Repeat the whole listing exactly.
— start of Data shown —
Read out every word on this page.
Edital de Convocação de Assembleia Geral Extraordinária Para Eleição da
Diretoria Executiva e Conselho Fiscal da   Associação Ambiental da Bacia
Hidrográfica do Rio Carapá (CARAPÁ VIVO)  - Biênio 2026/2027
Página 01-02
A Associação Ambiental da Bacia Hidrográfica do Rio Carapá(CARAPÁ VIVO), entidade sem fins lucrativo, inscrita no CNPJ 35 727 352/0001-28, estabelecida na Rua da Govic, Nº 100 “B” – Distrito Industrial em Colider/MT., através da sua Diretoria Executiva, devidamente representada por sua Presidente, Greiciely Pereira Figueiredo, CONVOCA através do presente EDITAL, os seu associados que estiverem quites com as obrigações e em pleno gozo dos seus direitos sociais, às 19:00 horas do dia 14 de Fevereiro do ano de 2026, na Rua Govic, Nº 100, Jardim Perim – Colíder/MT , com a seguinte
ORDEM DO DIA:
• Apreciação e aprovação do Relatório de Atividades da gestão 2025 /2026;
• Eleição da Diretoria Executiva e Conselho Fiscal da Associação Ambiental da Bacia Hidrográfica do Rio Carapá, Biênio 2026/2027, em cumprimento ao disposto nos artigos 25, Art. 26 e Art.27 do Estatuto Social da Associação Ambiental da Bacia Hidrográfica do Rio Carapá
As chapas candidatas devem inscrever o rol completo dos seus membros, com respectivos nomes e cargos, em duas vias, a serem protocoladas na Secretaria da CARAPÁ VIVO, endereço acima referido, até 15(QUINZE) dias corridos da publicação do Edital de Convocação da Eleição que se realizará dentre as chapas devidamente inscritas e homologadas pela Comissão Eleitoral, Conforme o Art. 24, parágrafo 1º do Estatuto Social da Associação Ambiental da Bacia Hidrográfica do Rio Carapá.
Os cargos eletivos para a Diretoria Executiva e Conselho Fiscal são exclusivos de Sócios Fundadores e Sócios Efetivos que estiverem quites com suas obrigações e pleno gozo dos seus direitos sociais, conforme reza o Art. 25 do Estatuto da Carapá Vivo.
— end of Data shown —
### [Worked answer]
Read out every word on this page.
Edital de Convocação de Assembleia Geral Extraordinária Para Eleição da
Diretoria Executiva e Conselho Fiscal da   Associação Ambiental da Bacia
Hidrográfica do Rio Carapá (CARAPÁ VIVO)  - Biênio 2026/2027
Página 01-02
A Associação Ambiental da Bacia Hidrográfica do Rio Carapá(CARAPÁ VIVO), entidade sem fins lucrativo, inscrita no CNPJ 35 727 352/0001-28, estabelecida na Rua da Govic, Nº 100 “B” – Distrito Industrial em Colider/MT., através da sua Diretoria Executiva, devidamente representada por sua Presidente, Greiciely Pereira Figueiredo, CONVOCA através do presente EDITAL, os seu associados que estiverem quites com as obrigações e em pleno gozo dos seus direitos sociais, às 19:00 horas do dia 14 de Fevereiro do ano de 2026, na Rua Govic, Nº 100, Jardim Perim – Colíder/MT , com a seguinte
ORDEM DO DIA:
• Apreciação e aprovação do Relatório de Atividades da gestão 2025 /2026;
• Eleição da Diretoria Executiva e Conselho Fiscal da Associação Ambiental da Bacia Hidrográfica do Rio Carapá, Biênio 2026/2027, em cumprimento ao disposto nos artigos 25, Art. 26 e Art.27 do Estatuto Social da Associação Ambiental da Bacia Hidrográfica do Rio Carapá
As chapas candidatas devem inscrever o rol completo dos seus membros, com respectivos nomes e cargos, em duas vias, a serem protocoladas na Secretaria da CARAPÁ VIVO, endereço acima referido, até 15(QUINZE) dias corridos da publicação do Edital de Convocação da Eleição que se realizará dentre as chapas devidamente inscritas e homologadas pela Comissão Eleitoral, Conforme o Art. 24, parágrafo 1º do Estatuto Social da Associação Ambiental da Bacia Hidrográfica do Rio Carapá.
Os cargos eletivos para a Diretoria Executiva e Conselho Fiscal são exclusivos de Sócios Fundadores e Sócios Efetivos que estiverem quites com suas obrigações e pleno gozo dos seus direitos sociais, conforme reza o Art. 25 do Estatuto da Carapá Vivo.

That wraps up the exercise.